→ **What you need to do**:
Print all of the data exactly as written.

→ **Stored records**:
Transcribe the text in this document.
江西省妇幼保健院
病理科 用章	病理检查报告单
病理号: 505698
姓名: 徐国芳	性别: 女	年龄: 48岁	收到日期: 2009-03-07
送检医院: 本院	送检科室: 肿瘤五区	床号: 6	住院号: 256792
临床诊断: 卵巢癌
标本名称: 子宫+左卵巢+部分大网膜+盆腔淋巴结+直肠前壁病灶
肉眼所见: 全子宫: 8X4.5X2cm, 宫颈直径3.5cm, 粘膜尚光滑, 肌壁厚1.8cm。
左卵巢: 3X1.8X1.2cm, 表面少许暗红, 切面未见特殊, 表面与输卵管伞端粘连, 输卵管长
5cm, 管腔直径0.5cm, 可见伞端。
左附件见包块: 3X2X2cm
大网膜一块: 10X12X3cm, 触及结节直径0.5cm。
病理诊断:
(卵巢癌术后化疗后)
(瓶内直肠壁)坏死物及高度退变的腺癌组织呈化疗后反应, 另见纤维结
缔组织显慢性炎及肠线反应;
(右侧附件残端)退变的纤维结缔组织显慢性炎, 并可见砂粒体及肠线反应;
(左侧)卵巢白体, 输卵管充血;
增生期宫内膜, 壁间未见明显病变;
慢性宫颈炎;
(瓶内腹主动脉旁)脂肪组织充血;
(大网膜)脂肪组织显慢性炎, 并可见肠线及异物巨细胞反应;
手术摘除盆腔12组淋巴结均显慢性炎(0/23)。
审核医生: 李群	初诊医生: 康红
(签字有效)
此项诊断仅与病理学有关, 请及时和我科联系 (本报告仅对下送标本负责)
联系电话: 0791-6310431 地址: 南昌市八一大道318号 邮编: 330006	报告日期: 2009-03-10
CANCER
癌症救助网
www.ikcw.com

→ **In response**:
Transcribe the text in this document.
江西省妇幼保健院
病理科 用章	病理检查报告单
病理号: 505698
姓名: 徐国芳	性别: 女	年龄: 48岁	收到日期: 2009-03-07
送检医院: 本院	送检科室: 肿瘤五区	床号: 6	住院号: 256792
临床诊断: 卵巢癌
标本名称: 子宫+左卵巢+部分大网膜+盆腔淋巴结+直肠前壁病灶
肉眼所见: 全子宫: 8X4.5X2cm, 宫颈直径3.5cm, 粘膜尚光滑, 肌壁厚1.8cm。
左卵巢: 3X1.8X1.2cm, 表面少许暗红, 切面未见特殊, 表面与输卵管伞端粘连, 输卵管长
5cm, 管腔直径0.5cm, 可见伞端。
左附件见包块: 3X2X2cm
大网膜一块: 10X12X3cm, 触及结节直径0.5cm。
病理诊断:
(卵巢癌术后化疗后)
(瓶内直肠壁)坏死物及高度退变的腺癌组织呈化疗后反应, 另见纤维结
缔组织显慢性炎及肠线反应;
(右侧附件残端)退变的纤维结缔组织显慢性炎, 并可见砂粒体及肠线反应;
(左侧)卵巢白体, 输卵管充血;
增生期宫内膜, 壁间未见明显病变;
慢性宫颈炎;
(瓶内腹主动脉旁)脂肪组织充血;
(大网膜)脂肪组织显慢性炎, 并可见肠线及异物巨细胞反应;
手术摘除盆腔12组淋巴结均显慢性炎(0/23)。
审核医生: 李群	初诊医生: 康红
(签字有效)
此项诊断仅与病理学有关, 请及时和我科联系 (本报告仅对下送标本负责)
联系电话: 0791-6310431 地址: 南昌市八一大道318号 邮编: 330006	报告日期: 2009-03-10
CANCER
癌症救助网
www.ikcw.com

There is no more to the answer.